## Direction
Return the records in full, exactly as given.

— START OF Records provided —

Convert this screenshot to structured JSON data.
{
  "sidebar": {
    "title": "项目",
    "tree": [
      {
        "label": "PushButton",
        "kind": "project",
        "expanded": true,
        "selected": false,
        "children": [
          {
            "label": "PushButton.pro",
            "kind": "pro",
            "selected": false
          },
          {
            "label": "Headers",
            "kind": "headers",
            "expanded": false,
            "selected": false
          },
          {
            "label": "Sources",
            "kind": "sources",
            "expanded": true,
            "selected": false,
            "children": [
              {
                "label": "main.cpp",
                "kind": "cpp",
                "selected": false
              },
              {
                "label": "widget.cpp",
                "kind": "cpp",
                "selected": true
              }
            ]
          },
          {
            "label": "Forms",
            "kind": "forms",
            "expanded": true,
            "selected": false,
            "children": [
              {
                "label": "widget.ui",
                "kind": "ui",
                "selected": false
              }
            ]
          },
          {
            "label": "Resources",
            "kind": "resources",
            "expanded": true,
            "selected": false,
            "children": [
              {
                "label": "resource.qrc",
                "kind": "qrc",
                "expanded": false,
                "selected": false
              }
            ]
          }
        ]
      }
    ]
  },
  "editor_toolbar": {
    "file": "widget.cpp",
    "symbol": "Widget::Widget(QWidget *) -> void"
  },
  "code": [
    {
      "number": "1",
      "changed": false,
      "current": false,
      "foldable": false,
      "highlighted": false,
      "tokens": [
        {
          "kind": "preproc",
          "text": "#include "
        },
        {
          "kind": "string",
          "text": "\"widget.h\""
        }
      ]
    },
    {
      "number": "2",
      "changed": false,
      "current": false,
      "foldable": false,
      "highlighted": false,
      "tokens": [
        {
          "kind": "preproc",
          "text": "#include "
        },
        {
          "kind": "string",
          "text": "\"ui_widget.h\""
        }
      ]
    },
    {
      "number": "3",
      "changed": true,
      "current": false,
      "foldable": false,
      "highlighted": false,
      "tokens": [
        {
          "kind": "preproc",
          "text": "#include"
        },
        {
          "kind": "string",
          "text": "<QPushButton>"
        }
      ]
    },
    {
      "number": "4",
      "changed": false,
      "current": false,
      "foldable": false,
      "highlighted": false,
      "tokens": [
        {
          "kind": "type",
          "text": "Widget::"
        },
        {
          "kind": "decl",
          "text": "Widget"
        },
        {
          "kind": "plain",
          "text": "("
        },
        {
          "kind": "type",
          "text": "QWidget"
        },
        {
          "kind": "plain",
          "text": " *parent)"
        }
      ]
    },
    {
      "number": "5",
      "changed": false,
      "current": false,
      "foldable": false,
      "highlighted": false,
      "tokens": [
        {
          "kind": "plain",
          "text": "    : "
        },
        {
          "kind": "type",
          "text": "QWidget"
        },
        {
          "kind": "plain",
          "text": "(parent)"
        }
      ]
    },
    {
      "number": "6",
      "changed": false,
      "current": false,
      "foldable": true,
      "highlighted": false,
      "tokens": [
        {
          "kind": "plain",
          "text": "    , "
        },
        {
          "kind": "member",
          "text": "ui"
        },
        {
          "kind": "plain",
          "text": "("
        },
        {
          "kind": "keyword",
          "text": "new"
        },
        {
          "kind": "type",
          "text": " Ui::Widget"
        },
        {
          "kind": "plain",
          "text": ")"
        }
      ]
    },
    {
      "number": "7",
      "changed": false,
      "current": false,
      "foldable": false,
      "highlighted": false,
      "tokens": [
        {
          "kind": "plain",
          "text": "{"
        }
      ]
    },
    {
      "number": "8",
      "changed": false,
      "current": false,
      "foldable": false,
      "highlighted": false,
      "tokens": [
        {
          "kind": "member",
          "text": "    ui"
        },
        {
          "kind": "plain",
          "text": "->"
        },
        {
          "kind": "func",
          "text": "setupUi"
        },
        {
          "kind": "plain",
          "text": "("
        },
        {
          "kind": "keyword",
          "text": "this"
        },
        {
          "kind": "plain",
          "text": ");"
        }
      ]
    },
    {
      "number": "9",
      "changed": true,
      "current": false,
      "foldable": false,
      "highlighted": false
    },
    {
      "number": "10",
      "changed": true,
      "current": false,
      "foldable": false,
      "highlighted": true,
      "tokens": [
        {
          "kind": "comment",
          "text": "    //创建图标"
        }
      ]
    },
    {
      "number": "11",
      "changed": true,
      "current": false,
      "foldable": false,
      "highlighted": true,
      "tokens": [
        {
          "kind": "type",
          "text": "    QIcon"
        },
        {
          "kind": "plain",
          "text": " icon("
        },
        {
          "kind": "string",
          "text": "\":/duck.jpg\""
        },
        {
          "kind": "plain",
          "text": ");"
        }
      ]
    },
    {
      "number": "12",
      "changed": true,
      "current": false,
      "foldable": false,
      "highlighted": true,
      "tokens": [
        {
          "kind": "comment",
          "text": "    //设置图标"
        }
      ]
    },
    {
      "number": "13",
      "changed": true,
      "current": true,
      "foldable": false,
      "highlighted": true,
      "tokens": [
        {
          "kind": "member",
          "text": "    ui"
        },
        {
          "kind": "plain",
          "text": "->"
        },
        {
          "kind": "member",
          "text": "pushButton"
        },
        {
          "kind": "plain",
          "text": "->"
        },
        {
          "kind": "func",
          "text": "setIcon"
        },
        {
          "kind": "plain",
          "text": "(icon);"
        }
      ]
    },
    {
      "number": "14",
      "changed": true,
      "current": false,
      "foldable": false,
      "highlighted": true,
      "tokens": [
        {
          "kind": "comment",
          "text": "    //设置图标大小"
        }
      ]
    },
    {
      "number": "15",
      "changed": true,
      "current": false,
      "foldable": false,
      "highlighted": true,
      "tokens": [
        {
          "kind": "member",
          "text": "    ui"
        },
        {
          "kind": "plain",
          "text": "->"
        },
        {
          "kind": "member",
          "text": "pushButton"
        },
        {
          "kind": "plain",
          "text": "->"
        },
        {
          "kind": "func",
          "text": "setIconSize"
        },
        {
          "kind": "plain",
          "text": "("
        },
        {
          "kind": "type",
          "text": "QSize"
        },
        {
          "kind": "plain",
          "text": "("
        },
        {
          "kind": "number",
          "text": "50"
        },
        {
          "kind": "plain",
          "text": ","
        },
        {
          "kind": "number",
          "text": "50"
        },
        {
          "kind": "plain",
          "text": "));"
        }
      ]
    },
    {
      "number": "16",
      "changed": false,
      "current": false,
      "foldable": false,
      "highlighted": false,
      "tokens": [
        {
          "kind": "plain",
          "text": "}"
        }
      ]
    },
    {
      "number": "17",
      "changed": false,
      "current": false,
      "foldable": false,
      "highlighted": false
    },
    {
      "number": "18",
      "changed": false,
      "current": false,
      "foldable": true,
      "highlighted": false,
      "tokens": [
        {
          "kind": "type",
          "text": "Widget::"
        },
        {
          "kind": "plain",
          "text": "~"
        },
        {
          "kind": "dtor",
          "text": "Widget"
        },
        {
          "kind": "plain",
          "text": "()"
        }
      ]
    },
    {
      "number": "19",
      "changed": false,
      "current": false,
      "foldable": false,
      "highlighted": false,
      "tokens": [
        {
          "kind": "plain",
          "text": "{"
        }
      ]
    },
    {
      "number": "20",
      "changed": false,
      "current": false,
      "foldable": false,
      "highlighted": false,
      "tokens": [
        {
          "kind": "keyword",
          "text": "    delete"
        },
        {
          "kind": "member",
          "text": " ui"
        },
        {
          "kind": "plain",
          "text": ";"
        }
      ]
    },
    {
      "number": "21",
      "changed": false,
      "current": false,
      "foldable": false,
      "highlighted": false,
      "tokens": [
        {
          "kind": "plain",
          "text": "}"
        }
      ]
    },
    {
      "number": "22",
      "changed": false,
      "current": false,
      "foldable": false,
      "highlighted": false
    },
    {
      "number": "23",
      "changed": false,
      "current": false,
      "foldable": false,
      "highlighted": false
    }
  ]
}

— END OF Records provided —

## Output
Convert this screenshot to structured JSON data.
{
  "sidebar": {
    "title": "项目",
    "tree": [
      {
        "label": "PushButton",
        "kind": "project",
        "expanded": true,
        "selected": false,
        "children": [
          {
            "label": "PushButton.pro",
            "kind": "pro",
            "selected": false
          },
          {
            "label": "Headers",
            "kind": "headers",
            "expanded": false,
            "selected": false
          },
          {
            "label": "Sources",
            "kind": "sources",
            "expanded": true,
            "selected": false,
            "children": [
              {
                "label": "main.cpp",
                "kind": "cpp",
                "selected": false
              },
              {
                "label": "widget.cpp",
                "kind": "cpp",
                "selected": true
              }
            ]
          },
          {
            "label": "Forms",
            "kind": "forms",
            "expanded": true,
            "selected": false,
            "children": [
              {
                "label": "widget.ui",
                "kind": "ui",
                "selected": false
              }
            ]
          },
          {
            "label": "Resources",
            "kind": "resources",
            "expanded": true,
            "selected": false,
            "children": [
              {
                "label": "resource.qrc",
                "kind": "qrc",
                "expanded": false,
                "selected": false
              }
            ]
          }
        ]
      }
    ]
  },
  "editor_toolbar": {
    "file": "widget.cpp",
    "symbol": "Widget::Widget(QWidget *) -> void"
  },
  "code": [
    {
      "number": "1",
      "changed": false,
      "current": false,
      "foldable": false,
      "highlighted": false,
      "tokens": [
        {
          "kind": "preproc",
          "text": "#include "
        },
        {
          "kind": "string",
          "text": "\"widget.h\""
        }
      ]
    },
    {
      "number": "2",
      "changed": false,
      "current": false,
      "foldable": false,
      "highlighted": false,
      "tokens": [
        {
          "kind": "preproc",
          "text": "#include "
        },
        {
          "kind": "string",
          "text": "\"ui_widget.h\""
        }
      ]
    },
    {
      "number": "3",
      "changed": true,
      "current": false,
      "foldable": false,
      "highlighted": false,
      "tokens": [
        {
          "kind": "preproc",
          "text": "#include"
        },
        {
          "kind": "string",
          "text": "<QPushButton>"
        }
      ]
    },
    {
      "number": "4",
      "changed": false,
      "current": false,
      "foldable": false,
      "highlighted": false,
      "tokens": [
        {
          "kind": "type",
          "text": "Widget::"
        },
        {
          "kind": "decl",
          "text": "Widget"
        },
        {
          "kind": "plain",
          "text": "("
        },
        {
          "kind": "type",
          "text": "QWidget"
        },
        {
          "kind": "plain",
          "text": " *parent)"
        }
      ]
    },
    {
      "number": "5",
      "changed": false,
      "current": false,
      "foldable": false,
      "highlighted": false,
      "tokens": [
        {
          "kind": "plain",
          "text": "    : "
        },
        {
          "kind": "type",
          "text": "QWidget"
        },
        {
          "kind": "plain",
          "text": "(parent)"
        }
      ]
    },
    {
      "number": "6",
      "changed": false,
      "current": false,
      "foldable": true,
      "highlighted": false,
      "tokens": [
        {
          "kind": "plain",
          "text": "    , "
        },
        {
          "kind": "member",
          "text": "ui"
        },
        {
          "kind": "plain",
          "text": "("
        },
        {
          "kind": "keyword",
          "text": "new"
        },
        {
          "kind": "type",
          "text": " Ui::Widget"
        },
        {
          "kind": "plain",
          "text": ")"
        }
      ]
    },
    {
      "number": "7",
      "changed": false,
      "current": false,
      "foldable": false,
      "highlighted": false,
      "tokens": [
        {
          "kind": "plain",
          "text": "{"
        }
      ]
    },
    {
      "number": "8",
      "changed": false,
      "current": false,
      "foldable": false,
      "highlighted": false,
      "tokens": [
        {
          "kind": "member",
          "text": "    ui"
        },
        {
          "kind": "plain",
          "text": "->"
        },
        {
          "kind": "func",
          "text": "setupUi"
        },
        {
          "kind": "plain",
          "text": "("
        },
        {
          "kind": "keyword",
          "text": "this"
        },
        {
          "kind": "plain",
          "text": ");"
        }
      ]
    },
    {
      "number": "9",
      "changed": true,
      "current": false,
      "foldable": false,
      "highlighted": false
    },
    {
      "number": "10",
      "changed": true,
      "current": false,
      "foldable": false,
      "highlighted": true,
      "tokens": [
        {
          "kind": "comment",
          "text": "    //创建图标"
        }
      ]
    },
    {
      "number": "11",
      "changed": true,
      "current": false,
      "foldable": false,
      "highlighted": true,
      "tokens": [
        {
          "kind": "type",
          "text": "    QIcon"
        },
        {
          "kind": "plain",
          "text": " icon("
        },
        {
          "kind": "string",
          "text": "\":/duck.jpg\""
        },
        {
          "kind": "plain",
          "text": ");"
        }
      ]
    },
    {
      "number": "12",
      "changed": true,
      "current": false,
      "foldable": false,
      "highlighted": true,
      "tokens": [
        {
          "kind": "comment",
          "text": "    //设置图标"
        }
      ]
    },
    {
      "number": "13",
      "changed": true,
      "current": true,
      "foldable": false,
      "highlighted": true,
      "tokens": [
        {
          "kind": "member",
          "text": "    ui"
        },
        {
          "kind": "plain",
          "text": "->"
        },
        {
          "kind": "member",
          "text": "pushButton"
        },
        {
          "kind": "plain",
          "text": "->"
        },
        {
          "kind": "func",
          "text": "setIcon"
        },
        {
          "kind": "plain",
          "text": "(icon);"
        }
      ]
    },
    {
      "number": "14",
      "changed": true,
      "current": false,
      "foldable": false,
      "highlighted": true,
      "tokens": [
        {
          "kind": "comment",
          "text": "    //设置图标大小"
        }
      ]
    },
    {
      "number": "15",
      "changed": true,
      "current": false,
      "foldable": false,
      "highlighted": true,
      "tokens": [
        {
          "kind": "member",
          "text": "    ui"
        },
        {
          "kind": "plain",
          "text": "->"
        },
        {
          "kind": "member",
          "text": "pushButton"
        },
        {
          "kind": "plain",
          "text": "->"
        },
        {
          "kind": "func",
          "text": "setIconSize"
        },
        {
          "kind": "plain",
          "text": "("
        },
        {
          "kind": "type",
          "text": "QSize"
        },
        {
          "kind": "plain",
          "text": "("
        },
        {
          "kind": "number",
          "text": "50"
        },
        {
          "kind": "plain",
          "text": ","
        },
        {
          "kind": "number",
          "text": "50"
        },
        {
          "kind": "plain",
          "text": "));"
        }
      ]
    },
    {
      "number": "16",
      "changed": false,
      "current": false,
      "foldable": false,
      "highlighted": false,
      "tokens": [
        {
          "kind": "plain",
          "text": "}"
        }
      ]
    },
    {
      "number": "17",
      "changed": false,
      "current": false,
      "foldable": false,
      "highlighted": false
    },
    {
      "number": "18",
      "changed": false,
      "current": false,
      "foldable": true,
      "highlighted": false,
      "tokens": [
        {
          "kind": "type",
          "text": "Widget::"
        },
        {
          "kind": "plain",
          "text": "~"
        },
        {
          "kind": "dtor",
          "text": "Widget"
        },
        {
          "kind": "plain",
          "text": "()"
        }
      ]
    },
    {
      "number": "19",
      "changed": false,
      "current": false,
      "foldable": false,
      "highlighted": false,
      "tokens": [
        {
          "kind": "plain",
          "text": "{"
        }
      ]
    },
    {
      "number": "20",
      "changed": false,
      "current": false,
      "foldable": false,
      "highlighted": false,
      "tokens": [
        {
          "kind": "keyword",
          "text": "    delete"
        },
        {
          "kind": "member",
          "text": " ui"
        },
        {
          "kind": "plain",
          "text": ";"
        }
      ]
    },
    {
      "number": "21",
      "changed": false,
      "current": false,
      "foldable": false,
      "highlighted": false,
      "tokens": [
        {
          "kind": "plain",
          "text": "}"
        }
      ]
    },
    {
      "number": "22",
      "changed": false,
      "current": false,
      "foldable": false,
      "highlighted": false
    },
    {
      "number": "23",
      "changed": false,
      "current": false,
      "foldable": false,
      "highlighted": false
    }
  ]
}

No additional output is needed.